* PROBLEM REQUIREMENTS *
Your answer should be the lines of the data below that contain "JSON".

* SOURCE INFORMATION *

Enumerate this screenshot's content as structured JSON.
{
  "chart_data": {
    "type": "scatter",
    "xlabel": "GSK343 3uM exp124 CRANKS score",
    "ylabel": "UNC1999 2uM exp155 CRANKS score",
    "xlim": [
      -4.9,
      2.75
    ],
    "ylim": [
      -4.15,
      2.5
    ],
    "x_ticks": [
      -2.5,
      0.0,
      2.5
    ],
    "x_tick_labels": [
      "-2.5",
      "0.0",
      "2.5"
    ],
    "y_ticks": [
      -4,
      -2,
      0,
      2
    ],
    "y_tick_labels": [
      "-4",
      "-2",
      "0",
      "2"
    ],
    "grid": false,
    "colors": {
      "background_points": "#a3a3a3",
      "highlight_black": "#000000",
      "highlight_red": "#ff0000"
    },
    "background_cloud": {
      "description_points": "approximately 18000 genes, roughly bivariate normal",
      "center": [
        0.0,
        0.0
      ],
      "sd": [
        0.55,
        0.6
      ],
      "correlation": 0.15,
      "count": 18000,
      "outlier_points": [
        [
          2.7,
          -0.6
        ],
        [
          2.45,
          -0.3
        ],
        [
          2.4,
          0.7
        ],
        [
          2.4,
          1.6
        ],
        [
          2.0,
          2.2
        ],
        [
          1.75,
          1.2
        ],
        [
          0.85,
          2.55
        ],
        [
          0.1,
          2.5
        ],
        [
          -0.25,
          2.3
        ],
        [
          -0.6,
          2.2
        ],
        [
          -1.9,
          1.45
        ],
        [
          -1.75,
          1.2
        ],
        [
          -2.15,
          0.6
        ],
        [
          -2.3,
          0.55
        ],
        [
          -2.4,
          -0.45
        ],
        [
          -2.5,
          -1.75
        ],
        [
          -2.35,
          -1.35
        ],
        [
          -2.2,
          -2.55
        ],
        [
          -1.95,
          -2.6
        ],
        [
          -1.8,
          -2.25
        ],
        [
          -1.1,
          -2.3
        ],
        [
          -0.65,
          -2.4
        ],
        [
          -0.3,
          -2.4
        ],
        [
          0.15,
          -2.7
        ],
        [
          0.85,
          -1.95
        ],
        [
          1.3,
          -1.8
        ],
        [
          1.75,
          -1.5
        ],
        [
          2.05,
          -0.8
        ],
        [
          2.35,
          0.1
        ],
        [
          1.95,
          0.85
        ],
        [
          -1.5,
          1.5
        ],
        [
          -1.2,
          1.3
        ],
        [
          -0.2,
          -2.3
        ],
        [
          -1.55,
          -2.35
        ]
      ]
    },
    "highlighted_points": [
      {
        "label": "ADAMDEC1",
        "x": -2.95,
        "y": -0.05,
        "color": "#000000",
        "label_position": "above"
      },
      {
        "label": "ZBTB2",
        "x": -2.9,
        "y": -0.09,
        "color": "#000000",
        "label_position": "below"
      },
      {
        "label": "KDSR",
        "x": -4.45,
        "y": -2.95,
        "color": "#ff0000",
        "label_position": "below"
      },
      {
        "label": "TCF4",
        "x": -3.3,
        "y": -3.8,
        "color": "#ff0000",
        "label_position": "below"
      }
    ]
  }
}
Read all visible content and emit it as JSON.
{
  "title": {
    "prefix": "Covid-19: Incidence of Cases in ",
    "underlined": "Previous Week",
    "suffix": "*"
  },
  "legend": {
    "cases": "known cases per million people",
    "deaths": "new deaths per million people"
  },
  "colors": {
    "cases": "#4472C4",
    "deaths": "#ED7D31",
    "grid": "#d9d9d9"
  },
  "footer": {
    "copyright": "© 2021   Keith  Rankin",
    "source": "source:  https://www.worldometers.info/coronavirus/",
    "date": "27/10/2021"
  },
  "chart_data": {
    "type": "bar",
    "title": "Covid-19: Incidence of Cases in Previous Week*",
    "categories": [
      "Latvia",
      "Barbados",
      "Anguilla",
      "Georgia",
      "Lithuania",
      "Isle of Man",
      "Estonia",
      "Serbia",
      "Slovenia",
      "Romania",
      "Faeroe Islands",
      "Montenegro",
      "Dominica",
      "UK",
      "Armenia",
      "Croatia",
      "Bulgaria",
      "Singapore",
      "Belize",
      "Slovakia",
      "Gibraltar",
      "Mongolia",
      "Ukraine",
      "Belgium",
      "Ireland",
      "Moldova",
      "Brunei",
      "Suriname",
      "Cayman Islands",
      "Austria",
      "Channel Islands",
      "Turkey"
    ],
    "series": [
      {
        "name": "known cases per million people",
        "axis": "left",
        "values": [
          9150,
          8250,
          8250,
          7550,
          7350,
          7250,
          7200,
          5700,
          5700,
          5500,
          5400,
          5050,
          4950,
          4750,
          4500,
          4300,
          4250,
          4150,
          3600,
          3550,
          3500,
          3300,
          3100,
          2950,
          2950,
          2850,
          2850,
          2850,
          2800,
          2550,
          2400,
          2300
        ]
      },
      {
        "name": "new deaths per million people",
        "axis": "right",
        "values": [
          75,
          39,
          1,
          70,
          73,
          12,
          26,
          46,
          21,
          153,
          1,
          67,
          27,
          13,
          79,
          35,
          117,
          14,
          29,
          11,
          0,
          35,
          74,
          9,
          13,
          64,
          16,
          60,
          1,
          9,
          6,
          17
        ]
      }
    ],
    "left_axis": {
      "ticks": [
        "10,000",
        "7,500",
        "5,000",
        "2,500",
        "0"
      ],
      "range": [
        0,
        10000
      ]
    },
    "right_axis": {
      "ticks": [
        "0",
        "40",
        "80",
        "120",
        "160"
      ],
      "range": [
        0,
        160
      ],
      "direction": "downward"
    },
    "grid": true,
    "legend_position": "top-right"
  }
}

* OUTPUT OF THE EXERCISE *
Enumerate this screenshot's content as structured JSON.
Read all visible content and emit it as JSON.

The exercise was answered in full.